Collected data:
########

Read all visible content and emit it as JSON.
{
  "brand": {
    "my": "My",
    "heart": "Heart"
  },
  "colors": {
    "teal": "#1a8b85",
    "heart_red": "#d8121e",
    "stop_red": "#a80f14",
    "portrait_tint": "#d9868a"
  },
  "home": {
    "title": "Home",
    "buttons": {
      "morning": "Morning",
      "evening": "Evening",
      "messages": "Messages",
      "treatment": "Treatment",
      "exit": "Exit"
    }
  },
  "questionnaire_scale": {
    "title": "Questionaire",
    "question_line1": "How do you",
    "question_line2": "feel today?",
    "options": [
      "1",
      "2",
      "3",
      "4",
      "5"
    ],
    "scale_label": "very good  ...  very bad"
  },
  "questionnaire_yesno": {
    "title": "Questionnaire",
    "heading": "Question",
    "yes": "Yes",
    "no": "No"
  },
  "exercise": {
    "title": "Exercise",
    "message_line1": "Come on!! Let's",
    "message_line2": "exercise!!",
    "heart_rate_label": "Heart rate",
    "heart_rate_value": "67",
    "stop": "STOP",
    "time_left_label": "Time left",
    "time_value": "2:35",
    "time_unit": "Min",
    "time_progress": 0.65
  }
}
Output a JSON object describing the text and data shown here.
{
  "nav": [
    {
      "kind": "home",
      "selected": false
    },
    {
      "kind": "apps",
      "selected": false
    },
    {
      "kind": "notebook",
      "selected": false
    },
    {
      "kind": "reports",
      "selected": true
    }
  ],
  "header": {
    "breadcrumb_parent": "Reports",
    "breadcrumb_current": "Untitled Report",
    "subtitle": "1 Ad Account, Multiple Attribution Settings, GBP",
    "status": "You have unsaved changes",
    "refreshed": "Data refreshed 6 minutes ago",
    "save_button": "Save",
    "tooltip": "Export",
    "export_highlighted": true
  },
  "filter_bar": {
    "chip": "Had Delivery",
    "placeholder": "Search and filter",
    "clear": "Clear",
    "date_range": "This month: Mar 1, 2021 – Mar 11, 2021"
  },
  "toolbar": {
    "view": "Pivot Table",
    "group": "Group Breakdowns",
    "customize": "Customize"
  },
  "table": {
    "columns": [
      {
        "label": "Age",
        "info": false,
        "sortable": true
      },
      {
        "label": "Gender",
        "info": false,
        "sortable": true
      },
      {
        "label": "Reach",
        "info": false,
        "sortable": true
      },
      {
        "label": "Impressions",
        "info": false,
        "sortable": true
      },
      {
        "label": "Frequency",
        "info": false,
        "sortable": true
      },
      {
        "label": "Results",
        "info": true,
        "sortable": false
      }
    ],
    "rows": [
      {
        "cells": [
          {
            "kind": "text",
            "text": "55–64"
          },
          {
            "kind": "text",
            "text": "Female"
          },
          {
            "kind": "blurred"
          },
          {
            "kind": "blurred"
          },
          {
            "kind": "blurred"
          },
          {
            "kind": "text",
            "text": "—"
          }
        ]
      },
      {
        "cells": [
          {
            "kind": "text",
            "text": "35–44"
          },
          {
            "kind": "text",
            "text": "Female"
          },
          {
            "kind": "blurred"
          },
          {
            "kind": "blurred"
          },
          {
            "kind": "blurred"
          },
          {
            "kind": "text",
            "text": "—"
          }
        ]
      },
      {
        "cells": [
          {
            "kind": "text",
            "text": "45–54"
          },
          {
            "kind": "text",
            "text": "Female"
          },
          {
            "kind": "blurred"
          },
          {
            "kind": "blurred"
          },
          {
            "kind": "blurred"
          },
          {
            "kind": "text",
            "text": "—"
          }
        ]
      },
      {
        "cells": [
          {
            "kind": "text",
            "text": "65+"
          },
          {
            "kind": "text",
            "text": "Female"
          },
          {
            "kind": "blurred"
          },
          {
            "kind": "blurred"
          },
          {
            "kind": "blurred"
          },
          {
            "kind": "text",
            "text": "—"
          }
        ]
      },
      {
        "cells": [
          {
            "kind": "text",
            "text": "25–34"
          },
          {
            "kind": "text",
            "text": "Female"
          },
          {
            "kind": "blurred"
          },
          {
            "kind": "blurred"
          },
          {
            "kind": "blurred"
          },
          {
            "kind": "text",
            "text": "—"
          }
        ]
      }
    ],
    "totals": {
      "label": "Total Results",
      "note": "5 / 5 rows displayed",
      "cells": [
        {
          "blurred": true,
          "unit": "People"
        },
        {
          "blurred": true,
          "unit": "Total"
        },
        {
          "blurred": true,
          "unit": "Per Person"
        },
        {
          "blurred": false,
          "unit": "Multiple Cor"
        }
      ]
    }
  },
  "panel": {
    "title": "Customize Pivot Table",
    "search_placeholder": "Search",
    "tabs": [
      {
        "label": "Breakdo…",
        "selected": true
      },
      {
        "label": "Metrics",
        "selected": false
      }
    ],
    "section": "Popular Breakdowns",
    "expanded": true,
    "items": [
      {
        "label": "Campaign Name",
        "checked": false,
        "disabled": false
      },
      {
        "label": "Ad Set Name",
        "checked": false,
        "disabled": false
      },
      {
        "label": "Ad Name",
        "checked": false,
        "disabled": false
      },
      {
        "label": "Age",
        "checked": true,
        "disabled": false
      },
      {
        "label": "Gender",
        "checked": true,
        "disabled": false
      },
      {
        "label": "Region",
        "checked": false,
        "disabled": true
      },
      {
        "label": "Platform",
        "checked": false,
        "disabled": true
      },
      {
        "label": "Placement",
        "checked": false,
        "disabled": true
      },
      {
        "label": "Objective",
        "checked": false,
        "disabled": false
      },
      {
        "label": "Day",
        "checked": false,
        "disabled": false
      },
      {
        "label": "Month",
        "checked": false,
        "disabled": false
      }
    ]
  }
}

########

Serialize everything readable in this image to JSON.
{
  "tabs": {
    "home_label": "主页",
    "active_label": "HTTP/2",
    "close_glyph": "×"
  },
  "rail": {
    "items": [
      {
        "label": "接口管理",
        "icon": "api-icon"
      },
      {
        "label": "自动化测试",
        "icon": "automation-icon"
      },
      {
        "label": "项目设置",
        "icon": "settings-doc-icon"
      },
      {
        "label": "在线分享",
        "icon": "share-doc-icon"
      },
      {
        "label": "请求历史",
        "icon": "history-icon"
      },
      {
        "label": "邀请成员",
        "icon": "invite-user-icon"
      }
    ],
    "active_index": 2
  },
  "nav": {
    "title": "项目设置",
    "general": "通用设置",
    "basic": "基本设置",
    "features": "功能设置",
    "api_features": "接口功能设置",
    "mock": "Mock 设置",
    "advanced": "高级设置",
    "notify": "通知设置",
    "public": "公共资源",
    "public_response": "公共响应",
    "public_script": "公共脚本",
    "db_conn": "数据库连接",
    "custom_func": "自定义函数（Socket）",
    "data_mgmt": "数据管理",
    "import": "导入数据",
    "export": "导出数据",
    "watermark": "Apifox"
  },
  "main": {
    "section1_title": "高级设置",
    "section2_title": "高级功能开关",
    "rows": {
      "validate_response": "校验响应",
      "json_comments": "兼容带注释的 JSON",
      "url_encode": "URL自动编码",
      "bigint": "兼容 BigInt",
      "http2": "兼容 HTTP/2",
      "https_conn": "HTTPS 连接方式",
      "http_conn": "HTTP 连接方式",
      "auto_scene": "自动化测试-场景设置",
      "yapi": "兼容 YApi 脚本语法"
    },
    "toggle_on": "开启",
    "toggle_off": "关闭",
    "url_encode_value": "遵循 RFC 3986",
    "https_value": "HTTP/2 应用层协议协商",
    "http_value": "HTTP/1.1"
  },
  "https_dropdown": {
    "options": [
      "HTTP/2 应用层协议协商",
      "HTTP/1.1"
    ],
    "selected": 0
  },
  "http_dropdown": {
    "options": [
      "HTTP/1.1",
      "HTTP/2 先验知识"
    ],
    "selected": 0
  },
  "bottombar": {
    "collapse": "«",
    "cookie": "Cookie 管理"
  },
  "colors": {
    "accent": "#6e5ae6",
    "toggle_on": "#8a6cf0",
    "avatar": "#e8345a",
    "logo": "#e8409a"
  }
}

########

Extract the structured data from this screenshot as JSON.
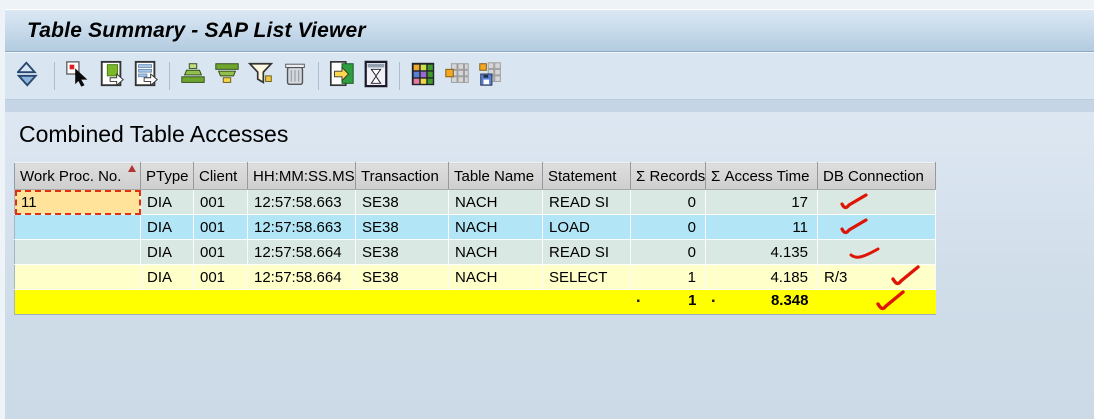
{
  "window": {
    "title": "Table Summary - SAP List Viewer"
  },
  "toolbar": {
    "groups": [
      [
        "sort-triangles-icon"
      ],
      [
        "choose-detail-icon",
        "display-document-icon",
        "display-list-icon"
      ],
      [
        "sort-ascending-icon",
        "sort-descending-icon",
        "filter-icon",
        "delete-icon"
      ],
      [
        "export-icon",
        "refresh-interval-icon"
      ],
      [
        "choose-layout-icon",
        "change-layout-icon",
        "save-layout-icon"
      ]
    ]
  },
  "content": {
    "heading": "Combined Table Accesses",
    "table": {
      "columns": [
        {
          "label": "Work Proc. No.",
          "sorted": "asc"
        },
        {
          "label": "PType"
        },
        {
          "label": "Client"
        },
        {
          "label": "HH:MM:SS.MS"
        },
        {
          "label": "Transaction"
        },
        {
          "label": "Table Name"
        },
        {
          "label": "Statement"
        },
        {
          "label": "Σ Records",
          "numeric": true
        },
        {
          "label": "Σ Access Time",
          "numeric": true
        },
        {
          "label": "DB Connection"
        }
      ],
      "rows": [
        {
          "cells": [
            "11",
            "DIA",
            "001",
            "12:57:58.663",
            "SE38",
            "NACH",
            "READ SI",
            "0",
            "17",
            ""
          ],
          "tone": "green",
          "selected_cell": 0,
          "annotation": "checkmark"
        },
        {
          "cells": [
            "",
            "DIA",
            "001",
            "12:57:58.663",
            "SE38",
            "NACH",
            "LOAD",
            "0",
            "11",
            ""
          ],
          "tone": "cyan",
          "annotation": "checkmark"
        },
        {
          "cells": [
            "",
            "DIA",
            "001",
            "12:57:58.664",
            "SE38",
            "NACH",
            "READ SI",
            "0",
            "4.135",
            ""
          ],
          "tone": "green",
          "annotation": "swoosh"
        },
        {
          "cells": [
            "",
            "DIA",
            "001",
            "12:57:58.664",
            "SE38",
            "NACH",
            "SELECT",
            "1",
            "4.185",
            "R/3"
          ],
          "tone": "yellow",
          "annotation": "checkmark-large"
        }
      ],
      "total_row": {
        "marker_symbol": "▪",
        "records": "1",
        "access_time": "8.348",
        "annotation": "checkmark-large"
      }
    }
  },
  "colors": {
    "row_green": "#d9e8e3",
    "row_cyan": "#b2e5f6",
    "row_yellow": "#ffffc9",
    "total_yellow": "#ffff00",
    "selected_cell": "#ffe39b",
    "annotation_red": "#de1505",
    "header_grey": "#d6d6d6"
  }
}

########

▶ [Task goal]: Copy every line from the records above that contains the word "连接方式".

▶ [Task result]:
      "https_conn": "HTTPS 连接方式",
      "http_conn": "HTTP 连接方式",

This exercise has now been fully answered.